Family dynamics can take a beating when beliefs and politics are involved. One father took to social media for advice after he was diagnosed with cancer. He wonders if he should tell his daughter the news despite her cutting ties.
The 55-year-old father shared the sensitive situation on Reddit. He explains that he is married, and the couple’s 35-year-old daughter has removed them from her life. The father explains that he and his wife have differing political opinions “but make things work.” He says he respects his daughter’s passion for her beliefs but has not heard anything even though multiple important dates have passed.
The poster reveals that doctors recently gave him a cancer diagnosis and is working through the process and treatments with his wife. He has surgery booked for next month, and the couple has started sharing the news with loved ones. He explains, “It is possible that our daughter will find out one way or another.”
The Father Does Not Want To Force His Child Into Reaching Out
The man shares that his own parents didn’t disclose their health problems, and he regrets not spending enough time with them before they passed. That said, he doesn’t want to reach out to his daughter as it may look like he is using his illness as a way to bring her back into his life. He also says she has had ample opportunity to reach out if she wanted anything to do with them. He asks if he’s in the wrong for feeling he has no obligation to contact his daughter, considering the circumstances.
Many commenters appreciate the situation’s sensitivity, and one even proposed an idea the poster claims they will try. One reply, with over 5000 likes, says, “You don’t owe her your diagnosis but informing her isn’t selfish, it’s thoughtful.” Another suggests no contact might be the best way forward, writing, “She said she doesn’t want contact, respect that. If she wanted updates on health problems/big things, she probably would have said that.”
One user suggests the father send a letter saying he respects her wishes but doesn’t want to play the “telephone game” with a life-changing diagnosis. They also indicate that it’s important family medical information, should she ever have children.

Source information:

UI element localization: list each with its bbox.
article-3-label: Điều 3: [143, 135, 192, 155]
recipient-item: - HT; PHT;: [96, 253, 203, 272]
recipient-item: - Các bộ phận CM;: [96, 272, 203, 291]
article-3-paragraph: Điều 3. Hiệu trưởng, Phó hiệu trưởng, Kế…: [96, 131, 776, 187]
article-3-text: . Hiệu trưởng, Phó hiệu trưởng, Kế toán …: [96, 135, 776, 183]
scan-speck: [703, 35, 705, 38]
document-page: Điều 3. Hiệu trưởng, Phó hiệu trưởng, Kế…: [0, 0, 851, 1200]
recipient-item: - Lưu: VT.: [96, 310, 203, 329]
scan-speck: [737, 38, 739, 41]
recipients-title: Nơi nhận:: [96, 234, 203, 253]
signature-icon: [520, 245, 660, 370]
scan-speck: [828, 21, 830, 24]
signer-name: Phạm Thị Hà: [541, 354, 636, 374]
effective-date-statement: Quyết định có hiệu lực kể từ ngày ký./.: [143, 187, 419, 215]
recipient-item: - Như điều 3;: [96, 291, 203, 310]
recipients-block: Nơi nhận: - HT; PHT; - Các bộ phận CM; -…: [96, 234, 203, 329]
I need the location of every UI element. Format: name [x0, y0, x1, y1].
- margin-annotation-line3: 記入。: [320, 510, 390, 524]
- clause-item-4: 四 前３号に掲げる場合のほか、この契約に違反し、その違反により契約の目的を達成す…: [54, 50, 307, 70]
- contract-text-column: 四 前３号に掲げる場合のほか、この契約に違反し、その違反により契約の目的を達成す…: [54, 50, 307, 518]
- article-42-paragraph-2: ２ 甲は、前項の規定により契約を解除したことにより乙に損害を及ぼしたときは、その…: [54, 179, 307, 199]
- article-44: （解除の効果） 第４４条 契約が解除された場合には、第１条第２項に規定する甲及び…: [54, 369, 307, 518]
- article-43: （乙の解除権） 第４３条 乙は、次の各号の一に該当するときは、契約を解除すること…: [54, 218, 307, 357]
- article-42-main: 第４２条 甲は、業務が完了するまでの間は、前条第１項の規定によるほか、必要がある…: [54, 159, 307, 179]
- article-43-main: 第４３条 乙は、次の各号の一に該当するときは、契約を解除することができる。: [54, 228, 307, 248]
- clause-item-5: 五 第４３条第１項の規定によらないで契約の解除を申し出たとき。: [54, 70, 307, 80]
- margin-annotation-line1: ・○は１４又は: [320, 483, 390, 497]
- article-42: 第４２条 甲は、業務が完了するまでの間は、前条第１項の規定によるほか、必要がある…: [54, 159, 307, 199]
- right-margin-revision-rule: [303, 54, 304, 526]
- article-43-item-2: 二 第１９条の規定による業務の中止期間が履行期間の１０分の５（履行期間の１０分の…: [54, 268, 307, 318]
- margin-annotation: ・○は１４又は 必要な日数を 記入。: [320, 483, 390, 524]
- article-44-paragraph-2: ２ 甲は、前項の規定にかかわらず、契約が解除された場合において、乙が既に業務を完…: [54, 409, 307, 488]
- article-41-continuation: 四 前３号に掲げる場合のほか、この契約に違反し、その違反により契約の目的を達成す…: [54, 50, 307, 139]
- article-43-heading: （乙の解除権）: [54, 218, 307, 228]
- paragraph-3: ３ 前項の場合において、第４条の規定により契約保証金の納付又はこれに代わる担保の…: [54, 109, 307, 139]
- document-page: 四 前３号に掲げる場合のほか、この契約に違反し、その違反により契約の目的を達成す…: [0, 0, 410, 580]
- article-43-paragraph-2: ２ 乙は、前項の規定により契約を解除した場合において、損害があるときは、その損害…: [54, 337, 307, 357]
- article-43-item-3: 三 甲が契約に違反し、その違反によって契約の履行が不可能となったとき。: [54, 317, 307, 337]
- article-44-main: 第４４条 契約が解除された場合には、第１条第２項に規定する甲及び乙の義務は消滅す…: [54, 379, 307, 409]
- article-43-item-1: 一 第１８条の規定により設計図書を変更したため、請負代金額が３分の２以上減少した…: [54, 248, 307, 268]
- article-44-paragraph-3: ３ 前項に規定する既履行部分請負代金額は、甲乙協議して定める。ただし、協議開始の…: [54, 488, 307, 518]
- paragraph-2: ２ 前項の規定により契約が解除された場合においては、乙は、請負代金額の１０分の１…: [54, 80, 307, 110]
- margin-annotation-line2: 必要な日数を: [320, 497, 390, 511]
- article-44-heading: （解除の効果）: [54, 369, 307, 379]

What you have to do: Please explain, in one to three sentences, why the father in the article above about a cancer diagnosis and an estranged daughter is reluctant to contact her himself.

Task answer: He worries that reaching out may look like he is using his illness as a way to bring her back into his life. He also feels she has had ample opportunity to contact them if she wanted anything to do with them.